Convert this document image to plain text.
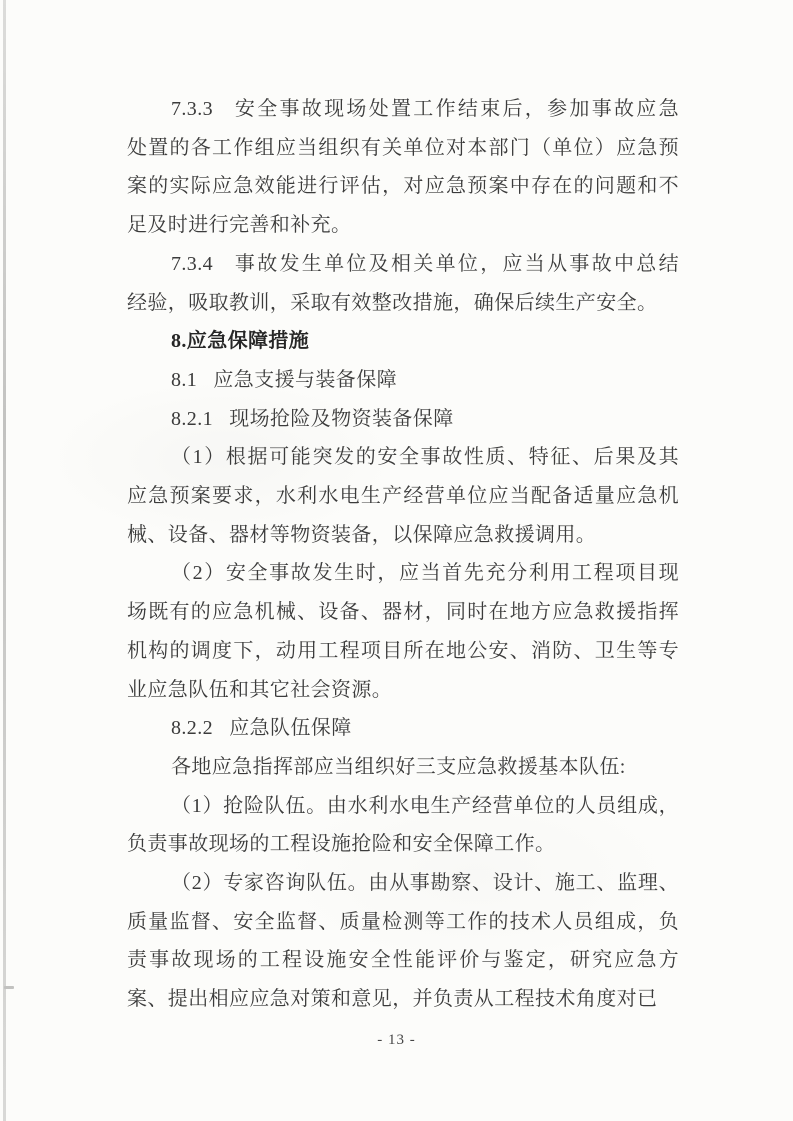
7.3.3   安全事故现场处置工作结束后，参加事故应急

处置的各工作组应当组织有关单位对本部门（单位）应急预

案的实际应急效能进行评估，对应急预案中存在的问题和不

足及时进行完善和补充。

7.3.4   事故发生单位及相关单位，应当从事故中总结

经验，吸取教训，采取有效整改措施，确保后续生产安全。

8.应急保障措施

8.1   应急支援与装备保障

8.2.1   现场抢险及物资装备保障

（1）根据可能突发的安全事故性质、特征、后果及其

应急预案要求，水利水电生产经营单位应当配备适量应急机

械、设备、器材等物资装备，以保障应急救援调用。

（2）安全事故发生时，应当首先充分利用工程项目现

场既有的应急机械、设备、器材，同时在地方应急救援指挥

机构的调度下，动用工程项目所在地公安、消防、卫生等专

业应急队伍和其它社会资源。

8.2.2   应急队伍保障

各地应急指挥部应当组织好三支应急救援基本队伍:

（1）抢险队伍。由水利水电生产经营单位的人员组成，

负责事故现场的工程设施抢险和安全保障工作。

（2）专家咨询队伍。由从事勘察、设计、施工、监理、

质量监督、安全监督、质量检测等工作的技术人员组成，负

责事故现场的工程设施安全性能评价与鉴定，研究应急方

案、提出相应应急对策和意见，并负责从工程技术角度对已

- 13 -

----

- [EXERCISE OBJECTIVE] Reproduce all entries without any change, and omit the pictures.

- [THE REPLY]
Convert this document image to plain text.
7.3.3   安全事故现场处置工作结束后，参加事故应急

处置的各工作组应当组织有关单位对本部门（单位）应急预

案的实际应急效能进行评估，对应急预案中存在的问题和不

足及时进行完善和补充。

7.3.4   事故发生单位及相关单位，应当从事故中总结

经验，吸取教训，采取有效整改措施，确保后续生产安全。

8.应急保障措施

8.1   应急支援与装备保障

8.2.1   现场抢险及物资装备保障

（1）根据可能突发的安全事故性质、特征、后果及其

应急预案要求，水利水电生产经营单位应当配备适量应急机

械、设备、器材等物资装备，以保障应急救援调用。

（2）安全事故发生时，应当首先充分利用工程项目现

场既有的应急机械、设备、器材，同时在地方应急救援指挥

机构的调度下，动用工程项目所在地公安、消防、卫生等专

业应急队伍和其它社会资源。

8.2.2   应急队伍保障

各地应急指挥部应当组织好三支应急救援基本队伍:

（1）抢险队伍。由水利水电生产经营单位的人员组成，

负责事故现场的工程设施抢险和安全保障工作。

（2）专家咨询队伍。由从事勘察、设计、施工、监理、

质量监督、安全监督、质量检测等工作的技术人员组成，负

责事故现场的工程设施安全性能评价与鉴定，研究应急方

案、提出相应应急对策和意见，并负责从工程技术角度对已

- 13 -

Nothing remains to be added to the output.